▸ WHAT YOU SHOULD DO
Write out every record below exactly as it appears.

═══

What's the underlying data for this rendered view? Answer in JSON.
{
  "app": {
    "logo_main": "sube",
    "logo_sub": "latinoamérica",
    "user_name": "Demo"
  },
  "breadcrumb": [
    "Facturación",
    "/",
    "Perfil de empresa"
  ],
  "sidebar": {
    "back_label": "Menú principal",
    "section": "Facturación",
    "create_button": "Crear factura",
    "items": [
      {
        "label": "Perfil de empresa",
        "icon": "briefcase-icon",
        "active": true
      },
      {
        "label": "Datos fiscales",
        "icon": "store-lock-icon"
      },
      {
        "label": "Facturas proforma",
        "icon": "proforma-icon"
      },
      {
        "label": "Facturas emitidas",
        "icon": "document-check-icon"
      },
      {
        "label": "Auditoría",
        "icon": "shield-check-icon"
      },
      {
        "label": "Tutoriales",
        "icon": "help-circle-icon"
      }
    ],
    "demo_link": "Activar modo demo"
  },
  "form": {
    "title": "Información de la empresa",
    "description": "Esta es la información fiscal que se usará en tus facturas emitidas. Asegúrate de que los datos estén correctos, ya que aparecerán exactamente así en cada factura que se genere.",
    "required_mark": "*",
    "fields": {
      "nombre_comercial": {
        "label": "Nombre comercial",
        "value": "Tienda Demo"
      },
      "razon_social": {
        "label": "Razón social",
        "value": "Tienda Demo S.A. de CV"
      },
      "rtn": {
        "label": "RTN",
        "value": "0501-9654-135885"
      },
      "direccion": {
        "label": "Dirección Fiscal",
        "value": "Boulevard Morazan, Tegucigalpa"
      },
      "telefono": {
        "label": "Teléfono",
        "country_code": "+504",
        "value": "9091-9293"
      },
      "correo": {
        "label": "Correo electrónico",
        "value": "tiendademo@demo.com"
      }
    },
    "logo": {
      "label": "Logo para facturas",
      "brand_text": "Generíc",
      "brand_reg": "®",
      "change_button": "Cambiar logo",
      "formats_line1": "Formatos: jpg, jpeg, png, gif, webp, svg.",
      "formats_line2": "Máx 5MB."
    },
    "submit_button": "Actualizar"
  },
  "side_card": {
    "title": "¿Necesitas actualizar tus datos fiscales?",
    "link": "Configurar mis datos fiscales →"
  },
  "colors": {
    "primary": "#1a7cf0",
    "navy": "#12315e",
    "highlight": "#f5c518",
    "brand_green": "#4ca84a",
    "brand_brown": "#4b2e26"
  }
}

═══

▸ RESPONSE TO THIS TASK
What's the underlying data for this rendered view? Answer in JSON.
{
  "app": {
    "logo_main": "sube",
    "logo_sub": "latinoamérica",
    "user_name": "Demo"
  },
  "breadcrumb": [
    "Facturación",
    "/",
    "Perfil de empresa"
  ],
  "sidebar": {
    "back_label": "Menú principal",
    "section": "Facturación",
    "create_button": "Crear factura",
    "items": [
      {
        "label": "Perfil de empresa",
        "icon": "briefcase-icon",
        "active": true
      },
      {
        "label": "Datos fiscales",
        "icon": "store-lock-icon"
      },
      {
        "label": "Facturas proforma",
        "icon": "proforma-icon"
      },
      {
        "label": "Facturas emitidas",
        "icon": "document-check-icon"
      },
      {
        "label": "Auditoría",
        "icon": "shield-check-icon"
      },
      {
        "label": "Tutoriales",
        "icon": "help-circle-icon"
      }
    ],
    "demo_link": "Activar modo demo"
  },
  "form": {
    "title": "Información de la empresa",
    "description": "Esta es la información fiscal que se usará en tus facturas emitidas. Asegúrate de que los datos estén correctos, ya que aparecerán exactamente así en cada factura que se genere.",
    "required_mark": "*",
    "fields": {
      "nombre_comercial": {
        "label": "Nombre comercial",
        "value": "Tienda Demo"
      },
      "razon_social": {
        "label": "Razón social",
        "value": "Tienda Demo S.A. de CV"
      },
      "rtn": {
        "label": "RTN",
        "value": "0501-9654-135885"
      },
      "direccion": {
        "label": "Dirección Fiscal",
        "value": "Boulevard Morazan, Tegucigalpa"
      },
      "telefono": {
        "label": "Teléfono",
        "country_code": "+504",
        "value": "9091-9293"
      },
      "correo": {
        "label": "Correo electrónico",
        "value": "tiendademo@demo.com"
      }
    },
    "logo": {
      "label": "Logo para facturas",
      "brand_text": "Generíc",
      "brand_reg": "®",
      "change_button": "Cambiar logo",
      "formats_line1": "Formatos: jpg, jpeg, png, gif, webp, svg.",
      "formats_line2": "Máx 5MB."
    },
    "submit_button": "Actualizar"
  },
  "side_card": {
    "title": "¿Necesitas actualizar tus datos fiscales?",
    "link": "Configurar mis datos fiscales →"
  },
  "colors": {
    "primary": "#1a7cf0",
    "navy": "#12315e",
    "highlight": "#f5c518",
    "brand_green": "#4ca84a",
    "brand_brown": "#4b2e26"
  }
}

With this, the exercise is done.